■ EXERCISE BRIEF: Format the material from its first line through the line that contains "page-number-label: 第3页 共10页" as a JSON list of strings, one string per line, with blank lines left out.

>>>

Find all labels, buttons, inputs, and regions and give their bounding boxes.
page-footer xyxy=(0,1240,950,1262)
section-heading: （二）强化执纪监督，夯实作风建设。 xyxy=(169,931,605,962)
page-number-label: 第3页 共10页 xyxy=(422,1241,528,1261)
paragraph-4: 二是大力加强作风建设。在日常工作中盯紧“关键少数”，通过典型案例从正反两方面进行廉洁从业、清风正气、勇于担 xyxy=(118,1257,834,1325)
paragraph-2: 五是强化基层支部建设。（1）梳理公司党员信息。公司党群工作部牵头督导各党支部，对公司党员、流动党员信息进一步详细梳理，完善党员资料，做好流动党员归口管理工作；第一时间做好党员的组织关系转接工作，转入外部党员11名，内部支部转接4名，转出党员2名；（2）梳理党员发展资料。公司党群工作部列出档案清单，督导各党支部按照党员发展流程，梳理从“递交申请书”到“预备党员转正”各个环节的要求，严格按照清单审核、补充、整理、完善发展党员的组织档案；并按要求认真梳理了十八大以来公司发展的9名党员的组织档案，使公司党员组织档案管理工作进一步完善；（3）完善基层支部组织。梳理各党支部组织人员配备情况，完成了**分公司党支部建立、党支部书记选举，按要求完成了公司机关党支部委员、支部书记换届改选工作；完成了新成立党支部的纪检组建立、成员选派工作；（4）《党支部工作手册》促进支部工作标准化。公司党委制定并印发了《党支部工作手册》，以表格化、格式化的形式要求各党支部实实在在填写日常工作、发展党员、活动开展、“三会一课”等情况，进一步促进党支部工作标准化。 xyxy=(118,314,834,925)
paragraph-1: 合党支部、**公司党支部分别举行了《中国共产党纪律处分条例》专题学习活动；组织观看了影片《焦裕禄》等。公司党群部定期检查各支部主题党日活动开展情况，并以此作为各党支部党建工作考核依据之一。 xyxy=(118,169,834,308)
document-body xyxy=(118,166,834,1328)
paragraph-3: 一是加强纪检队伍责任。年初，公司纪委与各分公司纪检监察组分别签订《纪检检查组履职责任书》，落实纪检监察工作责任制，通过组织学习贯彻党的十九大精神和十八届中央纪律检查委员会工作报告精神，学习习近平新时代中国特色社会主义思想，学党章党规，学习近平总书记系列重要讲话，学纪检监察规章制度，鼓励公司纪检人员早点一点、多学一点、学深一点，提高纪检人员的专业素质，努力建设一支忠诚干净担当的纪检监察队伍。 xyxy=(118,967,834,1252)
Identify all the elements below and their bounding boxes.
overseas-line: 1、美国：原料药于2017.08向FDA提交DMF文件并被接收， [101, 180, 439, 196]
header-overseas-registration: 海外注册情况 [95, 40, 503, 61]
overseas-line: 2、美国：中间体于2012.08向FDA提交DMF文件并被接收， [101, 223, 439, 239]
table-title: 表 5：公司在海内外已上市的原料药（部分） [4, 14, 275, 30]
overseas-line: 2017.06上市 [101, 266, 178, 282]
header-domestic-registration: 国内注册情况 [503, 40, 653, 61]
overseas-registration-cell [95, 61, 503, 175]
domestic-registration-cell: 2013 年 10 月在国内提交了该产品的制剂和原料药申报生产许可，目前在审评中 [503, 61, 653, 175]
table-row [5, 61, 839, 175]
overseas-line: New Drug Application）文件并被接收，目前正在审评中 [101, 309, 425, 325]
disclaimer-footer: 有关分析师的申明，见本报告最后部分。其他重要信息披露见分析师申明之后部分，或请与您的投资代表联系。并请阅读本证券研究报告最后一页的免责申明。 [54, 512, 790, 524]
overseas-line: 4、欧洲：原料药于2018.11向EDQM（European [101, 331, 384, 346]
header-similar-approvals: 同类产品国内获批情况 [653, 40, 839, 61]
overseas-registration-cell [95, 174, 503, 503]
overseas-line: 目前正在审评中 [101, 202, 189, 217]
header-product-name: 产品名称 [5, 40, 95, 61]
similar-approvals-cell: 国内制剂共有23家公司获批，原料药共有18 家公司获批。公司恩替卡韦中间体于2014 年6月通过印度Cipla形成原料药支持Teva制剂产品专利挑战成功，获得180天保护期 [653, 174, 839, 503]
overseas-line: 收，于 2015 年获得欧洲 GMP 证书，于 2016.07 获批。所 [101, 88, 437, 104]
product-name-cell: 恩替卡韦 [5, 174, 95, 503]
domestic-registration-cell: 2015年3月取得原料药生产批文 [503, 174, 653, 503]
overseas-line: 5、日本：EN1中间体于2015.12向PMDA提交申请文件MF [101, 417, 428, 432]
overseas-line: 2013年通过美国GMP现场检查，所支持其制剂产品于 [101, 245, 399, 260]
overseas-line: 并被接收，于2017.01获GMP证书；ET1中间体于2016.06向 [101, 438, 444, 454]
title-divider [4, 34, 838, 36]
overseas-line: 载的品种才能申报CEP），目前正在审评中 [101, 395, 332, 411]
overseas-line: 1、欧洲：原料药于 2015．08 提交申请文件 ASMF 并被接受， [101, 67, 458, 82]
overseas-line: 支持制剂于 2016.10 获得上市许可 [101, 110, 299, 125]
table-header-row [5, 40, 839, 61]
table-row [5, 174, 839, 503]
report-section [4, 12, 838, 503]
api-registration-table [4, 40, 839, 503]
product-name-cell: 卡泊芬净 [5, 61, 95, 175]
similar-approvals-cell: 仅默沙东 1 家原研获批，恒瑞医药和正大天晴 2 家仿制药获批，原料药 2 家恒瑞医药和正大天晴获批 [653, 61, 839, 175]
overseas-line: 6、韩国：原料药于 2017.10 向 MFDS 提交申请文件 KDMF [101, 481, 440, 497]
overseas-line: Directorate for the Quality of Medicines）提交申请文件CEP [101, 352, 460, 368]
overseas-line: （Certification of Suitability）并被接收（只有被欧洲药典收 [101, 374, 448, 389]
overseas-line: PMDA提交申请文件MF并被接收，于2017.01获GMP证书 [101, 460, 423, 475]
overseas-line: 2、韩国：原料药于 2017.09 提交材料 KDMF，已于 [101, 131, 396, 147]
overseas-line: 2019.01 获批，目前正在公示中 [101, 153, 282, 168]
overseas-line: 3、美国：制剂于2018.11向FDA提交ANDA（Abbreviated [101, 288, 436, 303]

<<<

■ OUTPUT FOR THIS TASK:
[
  "Find all labels, buttons, inputs, and regions and give their bounding boxes.",
  "page-footer xyxy=(0,1240,950,1262)",
  "section-heading: （二）强化执纪监督，夯实作风建设。 xyxy=(169,931,605,962)",
  "page-number-label: 第3页 共10页 xyxy=(422,1241,528,1261)"
]